— BEGIN RECORDS SHOWN —

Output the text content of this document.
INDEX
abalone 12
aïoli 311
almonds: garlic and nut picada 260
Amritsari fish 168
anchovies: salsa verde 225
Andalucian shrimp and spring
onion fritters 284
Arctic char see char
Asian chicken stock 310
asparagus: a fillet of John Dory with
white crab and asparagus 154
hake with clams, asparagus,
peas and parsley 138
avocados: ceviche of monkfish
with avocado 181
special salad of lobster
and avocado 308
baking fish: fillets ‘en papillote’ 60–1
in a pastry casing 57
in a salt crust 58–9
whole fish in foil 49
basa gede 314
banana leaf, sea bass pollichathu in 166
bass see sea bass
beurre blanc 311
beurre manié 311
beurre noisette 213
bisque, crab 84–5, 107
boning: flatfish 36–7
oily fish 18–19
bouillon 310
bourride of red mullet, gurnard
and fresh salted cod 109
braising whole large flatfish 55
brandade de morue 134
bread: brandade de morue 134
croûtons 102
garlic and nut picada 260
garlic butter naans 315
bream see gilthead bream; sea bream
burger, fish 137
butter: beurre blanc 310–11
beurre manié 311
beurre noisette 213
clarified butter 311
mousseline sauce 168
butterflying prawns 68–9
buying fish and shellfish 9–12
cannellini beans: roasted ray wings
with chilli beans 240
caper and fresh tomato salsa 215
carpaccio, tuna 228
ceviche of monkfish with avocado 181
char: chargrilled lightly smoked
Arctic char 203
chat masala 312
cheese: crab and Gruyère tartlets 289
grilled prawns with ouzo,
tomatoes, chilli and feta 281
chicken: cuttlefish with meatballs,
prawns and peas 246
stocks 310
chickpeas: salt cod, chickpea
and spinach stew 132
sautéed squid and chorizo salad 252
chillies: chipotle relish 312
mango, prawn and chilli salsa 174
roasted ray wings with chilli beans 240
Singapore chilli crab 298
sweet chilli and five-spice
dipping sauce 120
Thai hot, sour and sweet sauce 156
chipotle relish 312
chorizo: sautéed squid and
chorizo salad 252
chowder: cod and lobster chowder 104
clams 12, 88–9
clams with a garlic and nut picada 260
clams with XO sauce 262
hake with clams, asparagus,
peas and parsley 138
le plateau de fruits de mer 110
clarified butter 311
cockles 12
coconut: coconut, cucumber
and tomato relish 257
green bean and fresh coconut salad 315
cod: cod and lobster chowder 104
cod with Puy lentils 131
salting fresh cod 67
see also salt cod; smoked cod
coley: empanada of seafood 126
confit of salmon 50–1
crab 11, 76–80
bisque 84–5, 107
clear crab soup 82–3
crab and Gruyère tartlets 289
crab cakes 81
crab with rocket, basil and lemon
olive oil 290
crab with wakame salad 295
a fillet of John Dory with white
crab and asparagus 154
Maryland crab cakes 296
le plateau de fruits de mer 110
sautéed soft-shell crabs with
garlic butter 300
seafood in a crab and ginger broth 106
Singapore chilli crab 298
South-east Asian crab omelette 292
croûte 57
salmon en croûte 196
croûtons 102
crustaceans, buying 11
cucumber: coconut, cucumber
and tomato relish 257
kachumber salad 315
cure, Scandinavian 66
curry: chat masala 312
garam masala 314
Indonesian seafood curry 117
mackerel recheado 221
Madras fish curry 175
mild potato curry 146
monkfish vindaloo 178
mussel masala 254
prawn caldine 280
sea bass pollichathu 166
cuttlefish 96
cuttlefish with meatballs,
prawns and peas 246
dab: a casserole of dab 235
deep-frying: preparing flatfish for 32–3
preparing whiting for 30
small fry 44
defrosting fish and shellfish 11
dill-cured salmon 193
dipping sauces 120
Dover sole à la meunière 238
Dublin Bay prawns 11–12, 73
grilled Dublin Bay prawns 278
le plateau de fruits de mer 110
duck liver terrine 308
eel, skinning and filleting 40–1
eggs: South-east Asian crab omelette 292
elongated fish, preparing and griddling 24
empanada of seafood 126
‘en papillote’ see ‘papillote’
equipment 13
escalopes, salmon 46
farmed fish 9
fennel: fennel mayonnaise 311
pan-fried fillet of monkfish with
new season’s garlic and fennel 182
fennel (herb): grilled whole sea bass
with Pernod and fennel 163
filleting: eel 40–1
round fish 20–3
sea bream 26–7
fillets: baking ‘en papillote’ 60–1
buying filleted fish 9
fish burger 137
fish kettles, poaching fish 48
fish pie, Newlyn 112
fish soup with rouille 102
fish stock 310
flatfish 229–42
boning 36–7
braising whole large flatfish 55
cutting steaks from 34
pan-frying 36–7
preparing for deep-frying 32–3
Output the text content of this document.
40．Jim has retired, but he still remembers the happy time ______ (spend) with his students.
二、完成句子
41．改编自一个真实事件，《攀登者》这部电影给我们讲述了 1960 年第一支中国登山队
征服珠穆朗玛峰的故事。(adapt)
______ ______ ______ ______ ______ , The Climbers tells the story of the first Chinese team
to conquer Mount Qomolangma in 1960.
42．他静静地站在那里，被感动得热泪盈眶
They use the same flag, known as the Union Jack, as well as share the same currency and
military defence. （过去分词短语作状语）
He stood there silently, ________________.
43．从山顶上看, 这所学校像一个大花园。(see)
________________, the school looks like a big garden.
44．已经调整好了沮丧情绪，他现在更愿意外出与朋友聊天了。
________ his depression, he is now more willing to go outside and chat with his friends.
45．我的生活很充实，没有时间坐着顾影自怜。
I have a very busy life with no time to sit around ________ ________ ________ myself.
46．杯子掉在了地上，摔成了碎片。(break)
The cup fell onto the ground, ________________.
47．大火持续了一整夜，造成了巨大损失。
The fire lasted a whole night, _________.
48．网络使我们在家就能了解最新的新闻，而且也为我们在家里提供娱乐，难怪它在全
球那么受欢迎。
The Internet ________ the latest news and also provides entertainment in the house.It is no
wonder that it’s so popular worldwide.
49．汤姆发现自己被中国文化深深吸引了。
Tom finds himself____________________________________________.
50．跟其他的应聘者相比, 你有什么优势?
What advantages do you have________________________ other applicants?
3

— END RECORDS SHOWN —

■ EXERCISE PROMPT:
Your task is to quote the listing above word for word.

■ WRITTEN REPLY:
Output the text content of this document.
INDEX
abalone 12
aïoli 311
almonds: garlic and nut picada 260
Amritsari fish 168
anchovies: salsa verde 225
Andalucian shrimp and spring
onion fritters 284
Arctic char see char
Asian chicken stock 310
asparagus: a fillet of John Dory with
white crab and asparagus 154
hake with clams, asparagus,
peas and parsley 138
avocados: ceviche of monkfish
with avocado 181
special salad of lobster
and avocado 308
baking fish: fillets ‘en papillote’ 60–1
in a pastry casing 57
in a salt crust 58–9
whole fish in foil 49
basa gede 314
banana leaf, sea bass pollichathu in 166
bass see sea bass
beurre blanc 311
beurre manié 311
beurre noisette 213
bisque, crab 84–5, 107
boning: flatfish 36–7
oily fish 18–19
bouillon 310
bourride of red mullet, gurnard
and fresh salted cod 109
braising whole large flatfish 55
brandade de morue 134
bread: brandade de morue 134
croûtons 102
garlic and nut picada 260
garlic butter naans 315
bream see gilthead bream; sea bream
burger, fish 137
butter: beurre blanc 310–11
beurre manié 311
beurre noisette 213
clarified butter 311
mousseline sauce 168
butterflying prawns 68–9
buying fish and shellfish 9–12
cannellini beans: roasted ray wings
with chilli beans 240
caper and fresh tomato salsa 215
carpaccio, tuna 228
ceviche of monkfish with avocado 181
char: chargrilled lightly smoked
Arctic char 203
chat masala 312
cheese: crab and Gruyère tartlets 289
grilled prawns with ouzo,
tomatoes, chilli and feta 281
chicken: cuttlefish with meatballs,
prawns and peas 246
stocks 310
chickpeas: salt cod, chickpea
and spinach stew 132
sautéed squid and chorizo salad 252
chillies: chipotle relish 312
mango, prawn and chilli salsa 174
roasted ray wings with chilli beans 240
Singapore chilli crab 298
sweet chilli and five-spice
dipping sauce 120
Thai hot, sour and sweet sauce 156
chipotle relish 312
chorizo: sautéed squid and
chorizo salad 252
chowder: cod and lobster chowder 104
clams 12, 88–9
clams with a garlic and nut picada 260
clams with XO sauce 262
hake with clams, asparagus,
peas and parsley 138
le plateau de fruits de mer 110
clarified butter 311
cockles 12
coconut: coconut, cucumber
and tomato relish 257
green bean and fresh coconut salad 315
cod: cod and lobster chowder 104
cod with Puy lentils 131
salting fresh cod 67
see also salt cod; smoked cod
coley: empanada of seafood 126
confit of salmon 50–1
crab 11, 76–80
bisque 84–5, 107
clear crab soup 82–3
crab and Gruyère tartlets 289
crab cakes 81
crab with rocket, basil and lemon
olive oil 290
crab with wakame salad 295
a fillet of John Dory with white
crab and asparagus 154
Maryland crab cakes 296
le plateau de fruits de mer 110
sautéed soft-shell crabs with
garlic butter 300
seafood in a crab and ginger broth 106
Singapore chilli crab 298
South-east Asian crab omelette 292
croûte 57
salmon en croûte 196
croûtons 102
crustaceans, buying 11
cucumber: coconut, cucumber
and tomato relish 257
kachumber salad 315
cure, Scandinavian 66
curry: chat masala 312
garam masala 314
Indonesian seafood curry 117
mackerel recheado 221
Madras fish curry 175
mild potato curry 146
monkfish vindaloo 178
mussel masala 254
prawn caldine 280
sea bass pollichathu 166
cuttlefish 96
cuttlefish with meatballs,
prawns and peas 246
dab: a casserole of dab 235
deep-frying: preparing flatfish for 32–3
preparing whiting for 30
small fry 44
defrosting fish and shellfish 11
dill-cured salmon 193
dipping sauces 120
Dover sole à la meunière 238
Dublin Bay prawns 11–12, 73
grilled Dublin Bay prawns 278
le plateau de fruits de mer 110
duck liver terrine 308
eel, skinning and filleting 40–1
eggs: South-east Asian crab omelette 292
elongated fish, preparing and griddling 24
empanada of seafood 126
‘en papillote’ see ‘papillote’
equipment 13
escalopes, salmon 46
farmed fish 9
fennel: fennel mayonnaise 311
pan-fried fillet of monkfish with
new season’s garlic and fennel 182
fennel (herb): grilled whole sea bass
with Pernod and fennel 163
filleting: eel 40–1
round fish 20–3
sea bream 26–7
fillets: baking ‘en papillote’ 60–1
buying filleted fish 9
fish burger 137
fish kettles, poaching fish 48
fish pie, Newlyn 112
fish soup with rouille 102
fish stock 310
flatfish 229–42
boning 36–7
braising whole large flatfish 55
cutting steaks from 34
pan-frying 36–7
preparing for deep-frying 32–3
Output the text content of this document.
40．Jim has retired, but he still remembers the happy time ______ (spend) with his students.
二、完成句子
41．改编自一个真实事件，《攀登者》这部电影给我们讲述了 1960 年第一支中国登山队
征服珠穆朗玛峰的故事。(adapt)
______ ______ ______ ______ ______ , The Climbers tells the story of the first Chinese team
to conquer Mount Qomolangma in 1960.
42．他静静地站在那里，被感动得热泪盈眶
They use the same flag, known as the Union Jack, as well as share the same currency and
military defence. （过去分词短语作状语）
He stood there silently, ________________.
43．从山顶上看, 这所学校像一个大花园。(see)
________________, the school looks like a big garden.
44．已经调整好了沮丧情绪，他现在更愿意外出与朋友聊天了。
________ his depression, he is now more willing to go outside and chat with his friends.
45．我的生活很充实，没有时间坐着顾影自怜。
I have a very busy life with no time to sit around ________ ________ ________ myself.
46．杯子掉在了地上，摔成了碎片。(break)
The cup fell onto the ground, ________________.
47．大火持续了一整夜，造成了巨大损失。
The fire lasted a whole night, _________.
48．网络使我们在家就能了解最新的新闻，而且也为我们在家里提供娱乐，难怪它在全
球那么受欢迎。
The Internet ________ the latest news and also provides entertainment in the house.It is no
wonder that it’s so popular worldwide.
49．汤姆发现自己被中国文化深深吸引了。
Tom finds himself____________________________________________.
50．跟其他的应聘者相比, 你有什么优势?
What advantages do you have________________________ other applicants?
3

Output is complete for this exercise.